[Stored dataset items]
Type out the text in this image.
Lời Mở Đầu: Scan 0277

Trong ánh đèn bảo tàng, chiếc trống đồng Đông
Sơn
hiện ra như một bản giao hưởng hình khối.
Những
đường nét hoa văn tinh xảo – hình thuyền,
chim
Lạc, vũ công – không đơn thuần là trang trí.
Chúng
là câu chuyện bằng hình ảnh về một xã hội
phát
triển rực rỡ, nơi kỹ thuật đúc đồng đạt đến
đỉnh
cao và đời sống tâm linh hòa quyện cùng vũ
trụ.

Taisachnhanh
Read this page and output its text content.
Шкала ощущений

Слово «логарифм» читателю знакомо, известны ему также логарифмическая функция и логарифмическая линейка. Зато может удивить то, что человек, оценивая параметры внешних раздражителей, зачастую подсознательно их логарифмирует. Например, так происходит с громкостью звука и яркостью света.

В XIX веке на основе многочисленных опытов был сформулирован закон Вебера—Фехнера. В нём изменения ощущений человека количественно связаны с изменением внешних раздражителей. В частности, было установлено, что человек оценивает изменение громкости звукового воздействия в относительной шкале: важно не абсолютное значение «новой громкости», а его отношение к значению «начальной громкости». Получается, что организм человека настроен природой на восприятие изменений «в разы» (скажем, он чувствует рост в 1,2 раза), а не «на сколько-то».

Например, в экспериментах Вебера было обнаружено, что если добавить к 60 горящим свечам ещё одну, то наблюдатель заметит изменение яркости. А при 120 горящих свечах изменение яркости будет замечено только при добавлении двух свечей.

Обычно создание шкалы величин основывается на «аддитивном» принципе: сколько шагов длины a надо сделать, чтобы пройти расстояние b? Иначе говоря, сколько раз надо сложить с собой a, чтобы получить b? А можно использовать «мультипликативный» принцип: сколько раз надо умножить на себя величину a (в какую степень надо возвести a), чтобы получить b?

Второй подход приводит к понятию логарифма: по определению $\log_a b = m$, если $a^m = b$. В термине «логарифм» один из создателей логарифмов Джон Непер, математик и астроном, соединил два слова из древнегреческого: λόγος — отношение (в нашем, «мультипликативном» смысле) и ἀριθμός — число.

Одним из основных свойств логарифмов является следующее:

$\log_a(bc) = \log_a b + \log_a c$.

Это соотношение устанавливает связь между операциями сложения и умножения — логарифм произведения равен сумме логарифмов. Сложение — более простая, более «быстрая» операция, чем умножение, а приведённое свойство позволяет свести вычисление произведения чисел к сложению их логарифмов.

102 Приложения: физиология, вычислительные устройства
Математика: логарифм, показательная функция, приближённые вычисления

Exercise brief =
Which lines hold the string "Например"? Copy all of them from the data above.

Answer to the exercise =
Слово «логарифм» читателю знакомо, известны ему также логарифмическая функция и логарифмическая линейка. Зато может удивить то, что человек, оценивая параметры внешних раздражителей, зачастую подсознательно их логарифмирует. Например, так происходит с громкостью звука и яркостью света.
Например, в экспериментах Вебера было обнаружено, что если добавить к 60 горящим свечам ещё одну, то наблюдатель заметит изменение яркости. А при 120 горящих свечах изменение яркости будет замечено только при добавлении двух свечей.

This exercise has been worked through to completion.